Written problem
Write out the listing below without alteration, omitting its pictures.

Source records
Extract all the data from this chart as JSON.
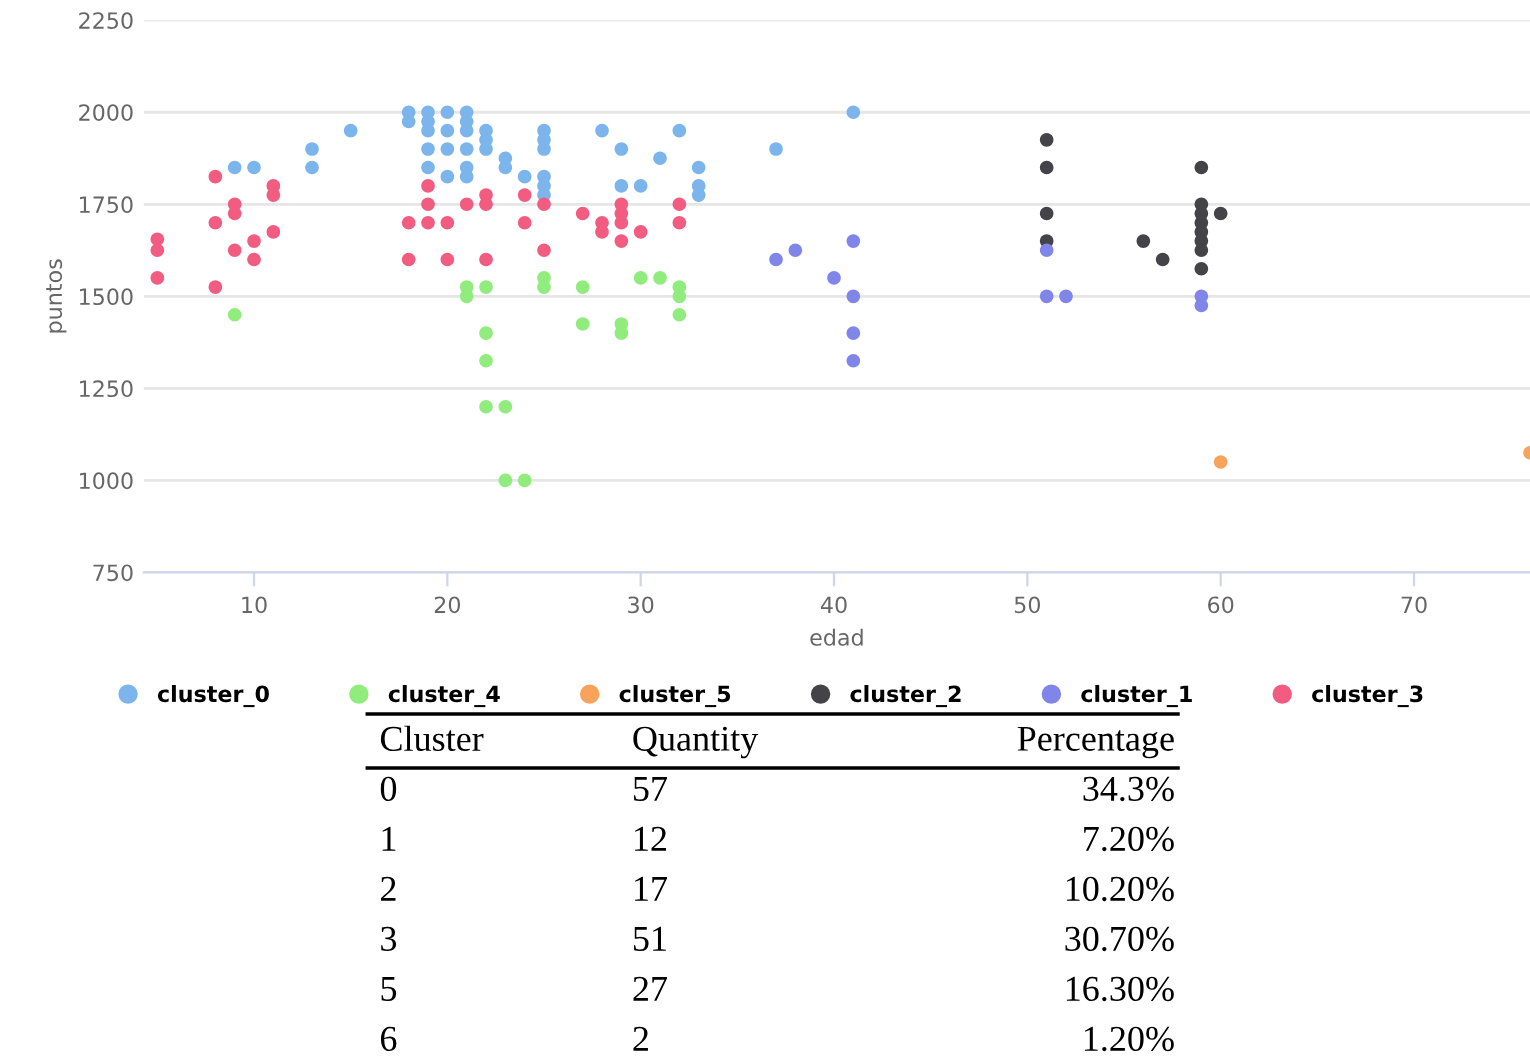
{
  "chart_data": {
    "type": "scatter",
    "xlabel": "edad",
    "ylabel": "puntos",
    "xlim": [
      4.3,
      76
    ],
    "xticks": [
      10,
      20,
      30,
      40,
      50,
      60,
      70
    ],
    "ylim": [
      750,
      2250
    ],
    "yticks": [
      750,
      1000,
      1250,
      1500,
      1750,
      2000,
      2250
    ],
    "grid": "y",
    "legend": "bottom",
    "marker": "circle",
    "series": [
      {
        "name": "cluster_0",
        "color": "#7cb5ec",
        "x": [
          9,
          10,
          13,
          13,
          15,
          18,
          18,
          19,
          19,
          19,
          19,
          19,
          20,
          20,
          20,
          20,
          21,
          21,
          21,
          21,
          21,
          21,
          22,
          22,
          22,
          23,
          23,
          24,
          25,
          25,
          25,
          25,
          25,
          25,
          28,
          29,
          29,
          30,
          31,
          32,
          33,
          33,
          33,
          37,
          41
        ],
        "values": [
          1850,
          1850,
          1900,
          1850,
          1950,
          2000,
          1975,
          2000,
          1975,
          1950,
          1900,
          1850,
          2000,
          1950,
          1900,
          1825,
          2000,
          1975,
          1950,
          1900,
          1850,
          1825,
          1950,
          1925,
          1900,
          1875,
          1850,
          1825,
          1950,
          1925,
          1900,
          1825,
          1800,
          1775,
          1950,
          1900,
          1800,
          1800,
          1875,
          1950,
          1850,
          1800,
          1775,
          1900,
          2000
        ]
      },
      {
        "name": "cluster_4",
        "color": "#90ed7d",
        "x": [
          9,
          21,
          21,
          22,
          22,
          22,
          22,
          23,
          23,
          24,
          25,
          25,
          27,
          27,
          29,
          29,
          30,
          31,
          32,
          32,
          32
        ],
        "values": [
          1450,
          1525,
          1500,
          1525,
          1400,
          1325,
          1200,
          1200,
          1000,
          1000,
          1550,
          1525,
          1525,
          1425,
          1425,
          1400,
          1550,
          1550,
          1525,
          1500,
          1450
        ]
      },
      {
        "name": "cluster_5",
        "color": "#f7a35c",
        "x": [
          60,
          76
        ],
        "values": [
          1050,
          1075
        ]
      },
      {
        "name": "cluster_2",
        "color": "#434348",
        "x": [
          51,
          51,
          51,
          51,
          56,
          57,
          59,
          59,
          59,
          59,
          59,
          59,
          59,
          59,
          60
        ],
        "values": [
          1925,
          1850,
          1725,
          1650,
          1650,
          1600,
          1850,
          1750,
          1725,
          1700,
          1675,
          1625,
          1575,
          1650,
          1725
        ]
      },
      {
        "name": "cluster_1",
        "color": "#8085e9",
        "x": [
          37,
          38,
          40,
          41,
          41,
          41,
          41,
          51,
          51,
          52,
          59,
          59
        ],
        "values": [
          1600,
          1625,
          1550,
          1650,
          1500,
          1400,
          1325,
          1625,
          1500,
          1500,
          1500,
          1475
        ]
      },
      {
        "name": "cluster_3",
        "color": "#f15c80",
        "x": [
          5,
          5,
          5,
          8,
          8,
          8,
          9,
          9,
          9,
          10,
          10,
          11,
          11,
          11,
          18,
          18,
          19,
          19,
          19,
          20,
          20,
          21,
          22,
          22,
          22,
          24,
          24,
          25,
          25,
          27,
          28,
          28,
          29,
          29,
          29,
          29,
          30,
          32,
          32
        ],
        "values": [
          1655,
          1625,
          1550,
          1825,
          1700,
          1525,
          1750,
          1725,
          1625,
          1650,
          1600,
          1800,
          1775,
          1675,
          1700,
          1600,
          1800,
          1750,
          1700,
          1700,
          1600,
          1750,
          1775,
          1750,
          1600,
          1775,
          1700,
          1750,
          1625,
          1725,
          1700,
          1675,
          1750,
          1725,
          1700,
          1650,
          1675,
          1750,
          1700
        ]
      }
    ],
    "annotations": [
      "Cluster",
      "Quantity",
      "Percentage",
      "0",
      "57",
      "34.3%",
      "1",
      "12",
      "7.20%",
      "2",
      "17",
      "10.20%",
      "3",
      "51",
      "30.70%",
      "5",
      "27",
      "16.30%",
      "6",
      "2",
      "1.20%"
    ]
  }
}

Exercise answer
Extract all the data from this chart as JSON.
{
  "chart_data": {
    "type": "scatter",
    "xlabel": "edad",
    "ylabel": "puntos",
    "xlim": [
      4.3,
      76
    ],
    "xticks": [
      10,
      20,
      30,
      40,
      50,
      60,
      70
    ],
    "ylim": [
      750,
      2250
    ],
    "yticks": [
      750,
      1000,
      1250,
      1500,
      1750,
      2000,
      2250
    ],
    "grid": "y",
    "legend": "bottom",
    "marker": "circle",
    "series": [
      {
        "name": "cluster_0",
        "color": "#7cb5ec",
        "x": [
          9,
          10,
          13,
          13,
          15,
          18,
          18,
          19,
          19,
          19,
          19,
          19,
          20,
          20,
          20,
          20,
          21,
          21,
          21,
          21,
          21,
          21,
          22,
          22,
          22,
          23,
          23,
          24,
          25,
          25,
          25,
          25,
          25,
          25,
          28,
          29,
          29,
          30,
          31,
          32,
          33,
          33,
          33,
          37,
          41
        ],
        "values": [
          1850,
          1850,
          1900,
          1850,
          1950,
          2000,
          1975,
          2000,
          1975,
          1950,
          1900,
          1850,
          2000,
          1950,
          1900,
          1825,
          2000,
          1975,
          1950,
          1900,
          1850,
          1825,
          1950,
          1925,
          1900,
          1875,
          1850,
          1825,
          1950,
          1925,
          1900,
          1825,
          1800,
          1775,
          1950,
          1900,
          1800,
          1800,
          1875,
          1950,
          1850,
          1800,
          1775,
          1900,
          2000
        ]
      },
      {
        "name": "cluster_4",
        "color": "#90ed7d",
        "x": [
          9,
          21,
          21,
          22,
          22,
          22,
          22,
          23,
          23,
          24,
          25,
          25,
          27,
          27,
          29,
          29,
          30,
          31,
          32,
          32,
          32
        ],
        "values": [
          1450,
          1525,
          1500,
          1525,
          1400,
          1325,
          1200,
          1200,
          1000,
          1000,
          1550,
          1525,
          1525,
          1425,
          1425,
          1400,
          1550,
          1550,
          1525,
          1500,
          1450
        ]
      },
      {
        "name": "cluster_5",
        "color": "#f7a35c",
        "x": [
          60,
          76
        ],
        "values": [
          1050,
          1075
        ]
      },
      {
        "name": "cluster_2",
        "color": "#434348",
        "x": [
          51,
          51,
          51,
          51,
          56,
          57,
          59,
          59,
          59,
          59,
          59,
          59,
          59,
          59,
          60
        ],
        "values": [
          1925,
          1850,
          1725,
          1650,
          1650,
          1600,
          1850,
          1750,
          1725,
          1700,
          1675,
          1625,
          1575,
          1650,
          1725
        ]
      },
      {
        "name": "cluster_1",
        "color": "#8085e9",
        "x": [
          37,
          38,
          40,
          41,
          41,
          41,
          41,
          51,
          51,
          52,
          59,
          59
        ],
        "values": [
          1600,
          1625,
          1550,
          1650,
          1500,
          1400,
          1325,
          1625,
          1500,
          1500,
          1500,
          1475
        ]
      },
      {
        "name": "cluster_3",
        "color": "#f15c80",
        "x": [
          5,
          5,
          5,
          8,
          8,
          8,
          9,
          9,
          9,
          10,
          10,
          11,
          11,
          11,
          18,
          18,
          19,
          19,
          19,
          20,
          20,
          21,
          22,
          22,
          22,
          24,
          24,
          25,
          25,
          27,
          28,
          28,
          29,
          29,
          29,
          29,
          30,
          32,
          32
        ],
        "values": [
          1655,
          1625,
          1550,
          1825,
          1700,
          1525,
          1750,
          1725,
          1625,
          1650,
          1600,
          1800,
          1775,
          1675,
          1700,
          1600,
          1800,
          1750,
          1700,
          1700,
          1600,
          1750,
          1775,
          1750,
          1600,
          1775,
          1700,
          1750,
          1625,
          1725,
          1700,
          1675,
          1750,
          1725,
          1700,
          1650,
          1675,
          1750,
          1700
        ]
      }
    ],
    "annotations": [
      "Cluster",
      "Quantity",
      "Percentage",
      "0",
      "57",
      "34.3%",
      "1",
      "12",
      "7.20%",
      "2",
      "17",
      "10.20%",
      "3",
      "51",
      "30.70%",
      "5",
      "27",
      "16.30%",
      "6",
      "2",
      "1.20%"
    ]
  }
}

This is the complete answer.